**TO BE DONE**
Write out the entire listing below exactly as it appears, minus any pictures.
— begin —
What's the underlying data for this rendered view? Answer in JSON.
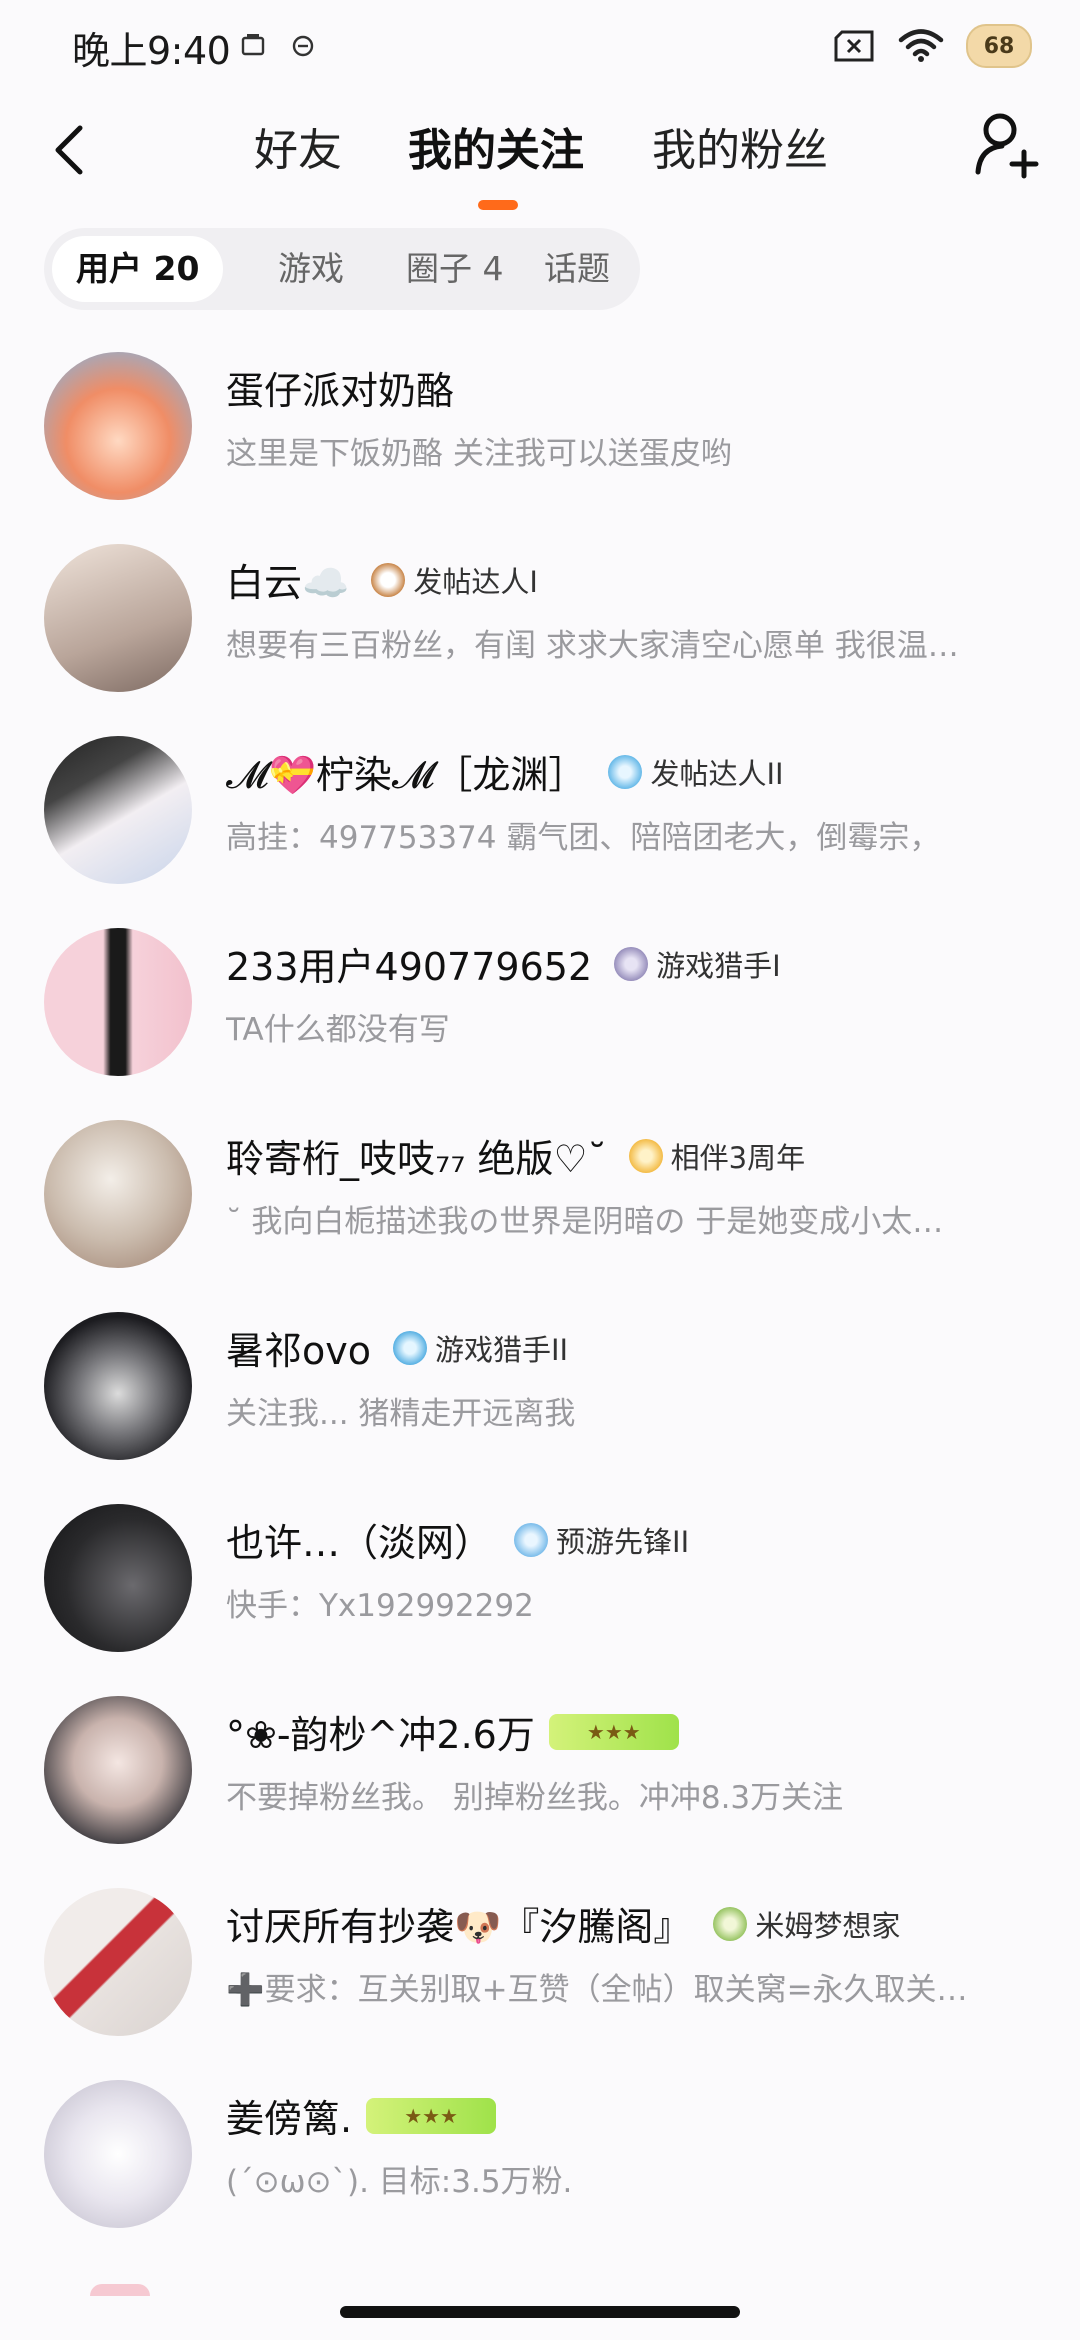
{
  "status": {
    "time": "晚上9:40",
    "battery": "68"
  },
  "header": {
    "tabs": [
      {
        "label": "好友"
      },
      {
        "label": "我的关注"
      },
      {
        "label": "我的粉丝"
      }
    ]
  },
  "filter": {
    "items": [
      {
        "label": "用户 20"
      },
      {
        "label": "游戏"
      },
      {
        "label": "圈子 4"
      },
      {
        "label": "话题"
      }
    ]
  },
  "users": [
    {
      "name": "蛋仔派对奶酪",
      "badge": "",
      "bio": "这里是下饭奶酪 关注我可以送蛋皮哟",
      "avatar_color": "#f4b07a"
    },
    {
      "name": "白云☁️",
      "badge": "发帖达人I",
      "bio": "想要有三百粉丝，有闺 求求大家清空心愿单 我很温…",
      "avatar_color": "#d9c8bd"
    },
    {
      "name": "𝓜💝柠染𝓜［龙渊］",
      "badge": "发帖达人II",
      "bio": "高挂：497753374 霸气团、陪陪团老大，倒霉宗，",
      "avatar_color": "#cfd6e6"
    },
    {
      "name": "233用户490779652",
      "badge": "游戏猎手I",
      "bio": "TA什么都没有写",
      "avatar_color": "#f2c6cf"
    },
    {
      "name": "聆寄桁_吱吱₇₇ 绝版♡˘",
      "badge": "相伴3周年",
      "bio": "˘ 我向白栀描述我の世界是阴暗の 于是她变成小太…",
      "avatar_color": "#cfc2b6"
    },
    {
      "name": "暑祁ovo",
      "badge": "游戏猎手II",
      "bio": "关注我... 猪精走开远离我",
      "avatar_color": "#3a3a3e"
    },
    {
      "name": "也许…（淡网）",
      "badge": "预游先锋II",
      "bio": "快手：Yx192992292",
      "avatar_color": "#2a2a2c"
    },
    {
      "name": "°❀-韵杪^冲2.6万",
      "badge": "",
      "bio": "不要掉粉丝我。 别掉粉丝我。冲冲8.3万关注",
      "avatar_color": "#c8ccd6"
    },
    {
      "name": "讨厌所有抄袭🐶『汐騰阁』",
      "badge": "米姆梦想家",
      "bio": "➕要求：互关别取+互赞（全帖）取关窝=永久取关…",
      "avatar_color": "#e9e3df"
    },
    {
      "name": "姜傍篱.",
      "badge": "",
      "bio": "(´⊙ω⊙`). 目标:3.5万粉.",
      "avatar_color": "#e7e4ee"
    }
  ]
}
— end —
**WORKED ANSWER**
What's the underlying data for this rendered view? Answer in JSON.
{
  "status": {
    "time": "晚上9:40",
    "battery": "68"
  },
  "header": {
    "tabs": [
      {
        "label": "好友"
      },
      {
        "label": "我的关注"
      },
      {
        "label": "我的粉丝"
      }
    ]
  },
  "filter": {
    "items": [
      {
        "label": "用户 20"
      },
      {
        "label": "游戏"
      },
      {
        "label": "圈子 4"
      },
      {
        "label": "话题"
      }
    ]
  },
  "users": [
    {
      "name": "蛋仔派对奶酪",
      "badge": "",
      "bio": "这里是下饭奶酪 关注我可以送蛋皮哟",
      "avatar_color": "#f4b07a"
    },
    {
      "name": "白云☁️",
      "badge": "发帖达人I",
      "bio": "想要有三百粉丝，有闺 求求大家清空心愿单 我很温…",
      "avatar_color": "#d9c8bd"
    },
    {
      "name": "𝓜💝柠染𝓜［龙渊］",
      "badge": "发帖达人II",
      "bio": "高挂：497753374 霸气团、陪陪团老大，倒霉宗，",
      "avatar_color": "#cfd6e6"
    },
    {
      "name": "233用户490779652",
      "badge": "游戏猎手I",
      "bio": "TA什么都没有写",
      "avatar_color": "#f2c6cf"
    },
    {
      "name": "聆寄桁_吱吱₇₇ 绝版♡˘",
      "badge": "相伴3周年",
      "bio": "˘ 我向白栀描述我の世界是阴暗の 于是她变成小太…",
      "avatar_color": "#cfc2b6"
    },
    {
      "name": "暑祁ovo",
      "badge": "游戏猎手II",
      "bio": "关注我... 猪精走开远离我",
      "avatar_color": "#3a3a3e"
    },
    {
      "name": "也许…（淡网）",
      "badge": "预游先锋II",
      "bio": "快手：Yx192992292",
      "avatar_color": "#2a2a2c"
    },
    {
      "name": "°❀-韵杪^冲2.6万",
      "badge": "",
      "bio": "不要掉粉丝我。 别掉粉丝我。冲冲8.3万关注",
      "avatar_color": "#c8ccd6"
    },
    {
      "name": "讨厌所有抄袭🐶『汐騰阁』",
      "badge": "米姆梦想家",
      "bio": "➕要求：互关别取+互赞（全帖）取关窝=永久取关…",
      "avatar_color": "#e9e3df"
    },
    {
      "name": "姜傍篱.",
      "badge": "",
      "bio": "(´⊙ω⊙`). 目标:3.5万粉.",
      "avatar_color": "#e7e4ee"
    }
  ]
}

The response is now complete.